## Goal:
Reproduce each line bearing the word "document".
-- start of Rows --
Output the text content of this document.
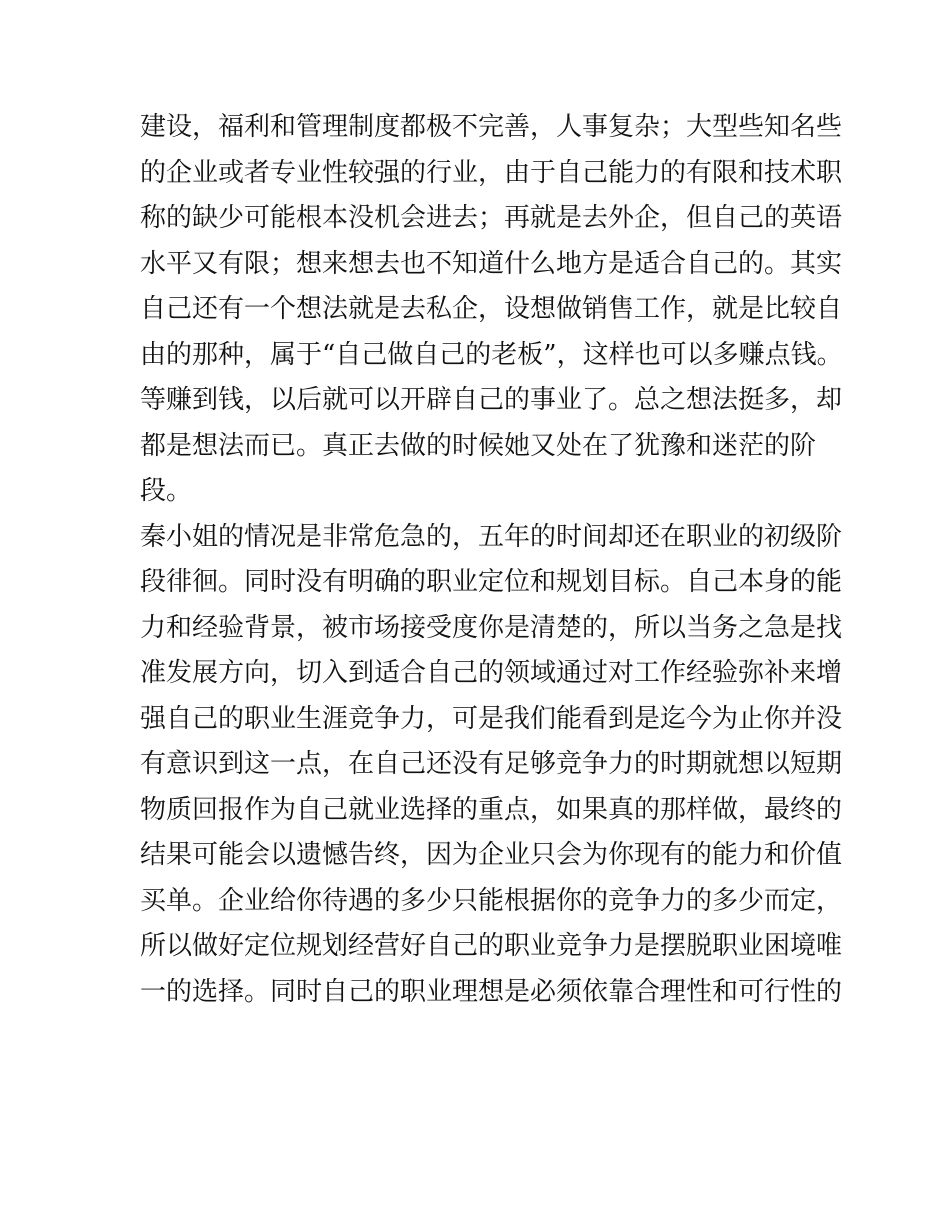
建设，福利和管理制度都极不完善，人事复杂；大型些知名些
的企业或者专业性较强的行业，由于自己能力的有限和技术职
称的缺少可能根本没机会进去；再就是去外企，但自己的英语
水平又有限；想来想去也不知道什么地方是适合自己的。其实
自己还有一个想法就是去私企，设想做销售工作，就是比较自
由的那种，属于“自己做自己的老板”，这样也可以多赚点钱。
等赚到钱，以后就可以开辟自己的事业了。总之想法挺多，却
都是想法而已。真正去做的时候她又处在了犹豫和迷茫的阶
段。
秦小姐的情况是非常危急的，五年的时间却还在职业的初级阶
段徘徊。同时没有明确的职业定位和规划目标。自己本身的能
力和经验背景，被市场接受度你是清楚的，所以当务之急是找
准发展方向，切入到适合自己的领域通过对工作经验弥补来增
强自己的职业生涯竞争力，可是我们能看到是迄今为止你并没
有意识到这一点，在自己还没有足够竞争力的时期就想以短期
物质回报作为自己就业选择的重点，如果真的那样做，最终的
结果可能会以遗憾告终，因为企业只会为你现有的能力和价值
买单。企业给你待遇的多少只能根据你的竞争力的多少而定，
所以做好定位规划经营好自己的职业竞争力是摆脱职业困境唯
一的选择。同时自己的职业理想是必须依靠合理性和可行性的
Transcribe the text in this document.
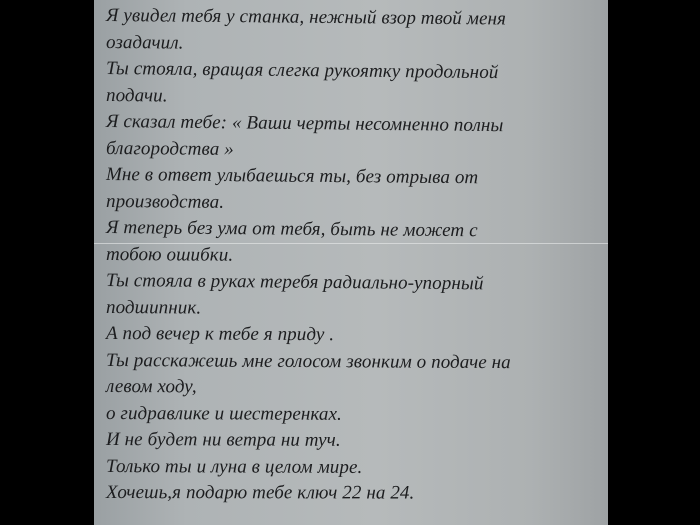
Я увидел тебя у станка, нежный взор твой меня
озадачил.
Ты стояла, вращая слегка рукоятку продольной
подачи.
Я сказал тебе: « Ваши черты несомненно полны
благородства »
Мне в ответ улыбаешься ты, без отрыва от
производства.
Я теперь без ума от тебя, быть не может с
тобою ошибки.
Ты стояла в руках теребя радиально-упорный
подшипник.
А под вечер к тебе я приду .
Ты расскажешь мне голосом звонким о подаче на
левом ходу,
о гидравлике и шестеренках.
И не будет ни ветра ни туч.
Только ты и луна в целом мире.
Хочешь,я подарю тебе ключ 22 на 24.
-- end of Rows --
## Solution below:
Output the text content of this document.
Transcribe the text in this document.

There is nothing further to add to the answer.